If the nomination is confirmed by the state Senate, Lupe Martinez, 49, would become the first woman confirmed as a corrections secretary in New Mexico's history.
Lupe Martinez, no relation to the governor-elect, has 25 years of experience in the state Corrections Department. She began her career as a classification officer and worked her way up through the ranks, becoming warden at the Grants prison in August 2009.
The governor-elect said Monday she chose Martinez because of her understanding of the department "from one end to the other."
Lupe Martinez started in corrections as an intern while earning her college degree and said she fell in love with it.
"It has been a challenge and an adventure," she said.
She likes the work because "you always have to be on your toes. ... There is never a quiet day, and no day is the same as yesterday," she said.
Before becoming warden in Grants, she was warden of the Roswell Correctional Center from May 2008 to August 2009, a deputy warden in charge of various programs at the Southern New Mexico Correctional Facility in Las Cruces from February 2003 to May 2008 and an associate warden of programs at the Las Cruces prison twice, from from July 1993 to June 1996 and from August 1999 to February 2003. She also was warden at the Fort Stanton Correctional Facility in 1999.
She also is president of the National Organization for Hispanics in Criminal Justice and president of the New Mexico Women in Corrections.

Items from a data source
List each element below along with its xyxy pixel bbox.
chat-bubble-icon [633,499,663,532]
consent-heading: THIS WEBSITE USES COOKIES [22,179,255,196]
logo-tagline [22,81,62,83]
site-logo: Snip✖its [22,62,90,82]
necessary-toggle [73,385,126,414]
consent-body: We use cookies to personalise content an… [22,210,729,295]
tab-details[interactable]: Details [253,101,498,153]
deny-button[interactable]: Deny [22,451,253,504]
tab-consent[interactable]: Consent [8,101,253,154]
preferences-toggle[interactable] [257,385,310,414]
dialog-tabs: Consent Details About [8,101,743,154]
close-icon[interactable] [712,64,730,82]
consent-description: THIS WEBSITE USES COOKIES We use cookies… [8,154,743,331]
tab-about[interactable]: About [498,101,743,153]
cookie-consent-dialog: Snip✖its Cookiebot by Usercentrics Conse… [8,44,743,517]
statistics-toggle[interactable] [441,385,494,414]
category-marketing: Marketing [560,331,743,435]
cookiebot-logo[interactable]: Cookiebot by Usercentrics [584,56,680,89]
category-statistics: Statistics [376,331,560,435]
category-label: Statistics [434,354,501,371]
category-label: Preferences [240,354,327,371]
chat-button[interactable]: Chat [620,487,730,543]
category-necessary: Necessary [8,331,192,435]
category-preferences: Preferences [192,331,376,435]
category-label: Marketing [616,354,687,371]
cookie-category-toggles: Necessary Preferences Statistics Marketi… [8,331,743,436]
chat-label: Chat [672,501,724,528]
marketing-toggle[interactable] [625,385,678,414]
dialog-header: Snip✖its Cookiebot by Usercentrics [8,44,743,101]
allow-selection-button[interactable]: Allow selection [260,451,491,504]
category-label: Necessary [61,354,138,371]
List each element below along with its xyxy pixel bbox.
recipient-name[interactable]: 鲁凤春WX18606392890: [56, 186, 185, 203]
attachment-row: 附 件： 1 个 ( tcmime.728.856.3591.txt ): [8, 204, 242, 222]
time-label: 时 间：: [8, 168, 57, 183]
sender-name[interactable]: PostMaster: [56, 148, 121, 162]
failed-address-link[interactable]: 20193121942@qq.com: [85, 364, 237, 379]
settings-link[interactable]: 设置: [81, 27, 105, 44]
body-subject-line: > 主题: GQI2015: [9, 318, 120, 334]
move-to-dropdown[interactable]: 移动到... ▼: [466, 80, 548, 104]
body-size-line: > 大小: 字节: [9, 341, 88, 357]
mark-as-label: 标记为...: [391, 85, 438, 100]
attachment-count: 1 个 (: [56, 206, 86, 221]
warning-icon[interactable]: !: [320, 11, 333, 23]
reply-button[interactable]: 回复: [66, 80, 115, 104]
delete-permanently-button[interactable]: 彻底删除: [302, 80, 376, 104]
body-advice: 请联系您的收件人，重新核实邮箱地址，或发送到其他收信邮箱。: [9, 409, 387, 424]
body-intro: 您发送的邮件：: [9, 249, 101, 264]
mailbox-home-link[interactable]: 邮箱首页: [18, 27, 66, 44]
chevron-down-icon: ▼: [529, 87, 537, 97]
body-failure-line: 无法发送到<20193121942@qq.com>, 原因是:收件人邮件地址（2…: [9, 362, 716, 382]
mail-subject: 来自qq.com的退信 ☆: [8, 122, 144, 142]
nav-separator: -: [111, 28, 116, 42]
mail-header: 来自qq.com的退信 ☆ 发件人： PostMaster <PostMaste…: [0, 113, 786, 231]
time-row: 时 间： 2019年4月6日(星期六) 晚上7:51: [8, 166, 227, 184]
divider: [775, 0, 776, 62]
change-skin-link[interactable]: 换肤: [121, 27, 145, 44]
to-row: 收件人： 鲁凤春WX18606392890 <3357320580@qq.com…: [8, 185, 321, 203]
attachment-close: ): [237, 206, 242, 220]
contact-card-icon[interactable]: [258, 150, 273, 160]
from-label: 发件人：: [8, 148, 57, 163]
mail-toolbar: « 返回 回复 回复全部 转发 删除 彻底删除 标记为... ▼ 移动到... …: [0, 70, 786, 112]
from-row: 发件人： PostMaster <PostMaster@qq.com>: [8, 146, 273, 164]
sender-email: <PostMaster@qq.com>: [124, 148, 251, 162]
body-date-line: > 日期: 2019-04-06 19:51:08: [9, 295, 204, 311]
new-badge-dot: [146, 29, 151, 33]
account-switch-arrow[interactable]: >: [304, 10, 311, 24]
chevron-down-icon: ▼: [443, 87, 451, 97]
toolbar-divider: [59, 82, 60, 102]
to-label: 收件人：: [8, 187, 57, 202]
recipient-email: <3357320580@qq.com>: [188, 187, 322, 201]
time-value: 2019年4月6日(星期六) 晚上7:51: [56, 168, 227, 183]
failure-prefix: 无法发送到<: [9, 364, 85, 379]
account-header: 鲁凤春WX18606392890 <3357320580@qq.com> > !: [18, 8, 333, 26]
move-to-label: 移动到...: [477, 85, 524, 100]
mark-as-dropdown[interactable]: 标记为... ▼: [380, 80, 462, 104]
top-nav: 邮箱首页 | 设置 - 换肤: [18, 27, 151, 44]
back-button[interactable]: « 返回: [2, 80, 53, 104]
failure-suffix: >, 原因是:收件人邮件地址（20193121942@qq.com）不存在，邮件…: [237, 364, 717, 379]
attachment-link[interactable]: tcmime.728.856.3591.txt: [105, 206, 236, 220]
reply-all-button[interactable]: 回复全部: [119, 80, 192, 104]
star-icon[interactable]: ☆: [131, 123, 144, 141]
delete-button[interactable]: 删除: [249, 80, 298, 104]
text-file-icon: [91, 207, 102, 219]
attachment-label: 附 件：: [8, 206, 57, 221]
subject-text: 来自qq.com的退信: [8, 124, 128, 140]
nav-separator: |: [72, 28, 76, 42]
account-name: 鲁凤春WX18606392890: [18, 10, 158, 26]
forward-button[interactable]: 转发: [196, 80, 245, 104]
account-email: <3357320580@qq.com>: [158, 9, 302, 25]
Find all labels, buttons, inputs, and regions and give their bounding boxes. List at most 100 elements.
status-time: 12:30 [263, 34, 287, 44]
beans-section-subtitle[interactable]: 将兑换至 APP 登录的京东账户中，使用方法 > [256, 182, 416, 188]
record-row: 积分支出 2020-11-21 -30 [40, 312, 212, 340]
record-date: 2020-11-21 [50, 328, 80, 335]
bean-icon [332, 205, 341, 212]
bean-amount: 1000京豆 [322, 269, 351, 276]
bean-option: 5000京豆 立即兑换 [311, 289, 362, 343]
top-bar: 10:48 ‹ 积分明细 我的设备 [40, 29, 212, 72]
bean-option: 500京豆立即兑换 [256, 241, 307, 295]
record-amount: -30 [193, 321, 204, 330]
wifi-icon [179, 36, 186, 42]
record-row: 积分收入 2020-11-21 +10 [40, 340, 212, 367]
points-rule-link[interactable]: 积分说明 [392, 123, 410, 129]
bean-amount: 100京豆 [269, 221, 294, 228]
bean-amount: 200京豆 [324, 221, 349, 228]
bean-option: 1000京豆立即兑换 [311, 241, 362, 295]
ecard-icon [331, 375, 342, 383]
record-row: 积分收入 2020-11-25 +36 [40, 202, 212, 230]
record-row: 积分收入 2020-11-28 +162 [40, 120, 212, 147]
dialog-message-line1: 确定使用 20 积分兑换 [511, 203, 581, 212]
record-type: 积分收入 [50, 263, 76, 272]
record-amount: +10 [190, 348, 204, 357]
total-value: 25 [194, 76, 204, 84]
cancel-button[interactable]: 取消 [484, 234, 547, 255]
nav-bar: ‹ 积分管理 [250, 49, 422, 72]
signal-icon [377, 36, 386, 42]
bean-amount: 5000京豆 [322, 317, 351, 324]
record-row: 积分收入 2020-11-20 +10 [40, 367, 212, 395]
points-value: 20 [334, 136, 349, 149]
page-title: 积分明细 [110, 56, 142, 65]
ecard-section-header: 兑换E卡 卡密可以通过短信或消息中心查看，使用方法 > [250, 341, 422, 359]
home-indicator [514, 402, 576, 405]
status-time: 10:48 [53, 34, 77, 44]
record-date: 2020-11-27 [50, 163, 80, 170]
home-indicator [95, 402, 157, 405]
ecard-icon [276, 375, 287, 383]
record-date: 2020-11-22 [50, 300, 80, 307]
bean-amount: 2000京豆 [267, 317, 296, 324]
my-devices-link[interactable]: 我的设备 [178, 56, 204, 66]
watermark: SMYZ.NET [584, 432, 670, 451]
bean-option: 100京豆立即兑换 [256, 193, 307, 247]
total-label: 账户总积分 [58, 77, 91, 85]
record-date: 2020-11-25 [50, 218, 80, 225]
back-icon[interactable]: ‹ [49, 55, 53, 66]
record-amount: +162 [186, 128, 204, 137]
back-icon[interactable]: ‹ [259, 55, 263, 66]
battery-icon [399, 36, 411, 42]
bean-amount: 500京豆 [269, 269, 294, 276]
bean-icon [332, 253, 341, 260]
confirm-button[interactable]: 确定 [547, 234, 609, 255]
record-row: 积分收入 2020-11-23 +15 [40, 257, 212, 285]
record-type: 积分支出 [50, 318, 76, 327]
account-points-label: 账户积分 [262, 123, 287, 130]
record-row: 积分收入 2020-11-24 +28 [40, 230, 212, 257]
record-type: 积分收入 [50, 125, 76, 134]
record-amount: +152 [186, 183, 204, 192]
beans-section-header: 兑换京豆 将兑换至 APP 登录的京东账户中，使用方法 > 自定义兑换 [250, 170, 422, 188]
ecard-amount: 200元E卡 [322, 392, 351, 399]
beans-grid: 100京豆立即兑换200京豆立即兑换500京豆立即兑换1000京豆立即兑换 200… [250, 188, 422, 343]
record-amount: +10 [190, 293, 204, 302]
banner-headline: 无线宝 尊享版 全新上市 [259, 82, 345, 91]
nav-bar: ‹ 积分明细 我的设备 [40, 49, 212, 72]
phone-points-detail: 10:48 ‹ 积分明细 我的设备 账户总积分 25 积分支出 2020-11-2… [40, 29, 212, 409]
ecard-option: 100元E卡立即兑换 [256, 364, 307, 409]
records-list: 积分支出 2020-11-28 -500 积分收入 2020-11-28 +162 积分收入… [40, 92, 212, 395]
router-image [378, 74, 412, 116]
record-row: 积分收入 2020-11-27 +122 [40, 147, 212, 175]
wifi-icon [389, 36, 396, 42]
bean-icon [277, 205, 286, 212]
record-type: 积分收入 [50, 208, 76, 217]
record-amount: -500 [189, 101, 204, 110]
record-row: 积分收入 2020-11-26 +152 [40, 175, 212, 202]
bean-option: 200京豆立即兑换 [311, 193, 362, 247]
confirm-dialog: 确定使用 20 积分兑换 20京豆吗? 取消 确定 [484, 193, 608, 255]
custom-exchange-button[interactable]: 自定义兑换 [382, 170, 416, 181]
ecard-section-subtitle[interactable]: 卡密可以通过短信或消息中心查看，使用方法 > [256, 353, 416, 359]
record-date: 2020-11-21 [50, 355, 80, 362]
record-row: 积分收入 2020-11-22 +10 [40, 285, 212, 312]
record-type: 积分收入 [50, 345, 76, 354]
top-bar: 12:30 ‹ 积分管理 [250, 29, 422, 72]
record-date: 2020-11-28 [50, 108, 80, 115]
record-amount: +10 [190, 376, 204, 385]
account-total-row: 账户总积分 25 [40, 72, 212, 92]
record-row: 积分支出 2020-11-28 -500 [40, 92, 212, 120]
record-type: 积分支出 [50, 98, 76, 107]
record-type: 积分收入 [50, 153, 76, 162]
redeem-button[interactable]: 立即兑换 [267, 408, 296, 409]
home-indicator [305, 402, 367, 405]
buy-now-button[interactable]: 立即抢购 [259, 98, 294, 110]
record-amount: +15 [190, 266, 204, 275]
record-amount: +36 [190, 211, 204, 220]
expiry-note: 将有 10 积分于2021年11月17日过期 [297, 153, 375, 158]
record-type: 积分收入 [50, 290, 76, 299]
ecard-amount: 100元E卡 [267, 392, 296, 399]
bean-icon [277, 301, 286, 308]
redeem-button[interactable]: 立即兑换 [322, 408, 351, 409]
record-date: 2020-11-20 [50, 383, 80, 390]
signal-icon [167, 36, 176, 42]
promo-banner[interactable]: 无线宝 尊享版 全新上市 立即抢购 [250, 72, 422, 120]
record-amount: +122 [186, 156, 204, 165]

• **Written problem A**
Condense the paragraph of the article on the corrections nomination that begins "Before becoming warden in Grants" into a list of Lupe Martinez's earlier posts with their dates.
• **Written problem B**
From the article on the corrections nomination, write out the part that opens with the words containing "Lupe Martinez, no" and closes with "in August 2009.".

• **Final result A**
- Warden of the Roswell Correctional Center, May 2008 to August 2009
- Deputy warden in charge of various programs at the Southern New Mexico Correctional Facility in Las Cruces, February 2003 to May 2008
- Associate warden of programs at the Las Cruces prison, July 1993 to June 1996 and again August 1999 to February 2003
- Warden at the Fort Stanton Correctional Facility, 1999

• **Final result B**
Lupe Martinez, no relation to the governor-elect, has 25 years of experience in the state Corrections Department. She began her career as a classification officer and worked her way up through the ranks, becoming warden at the Grants prison in August 2009.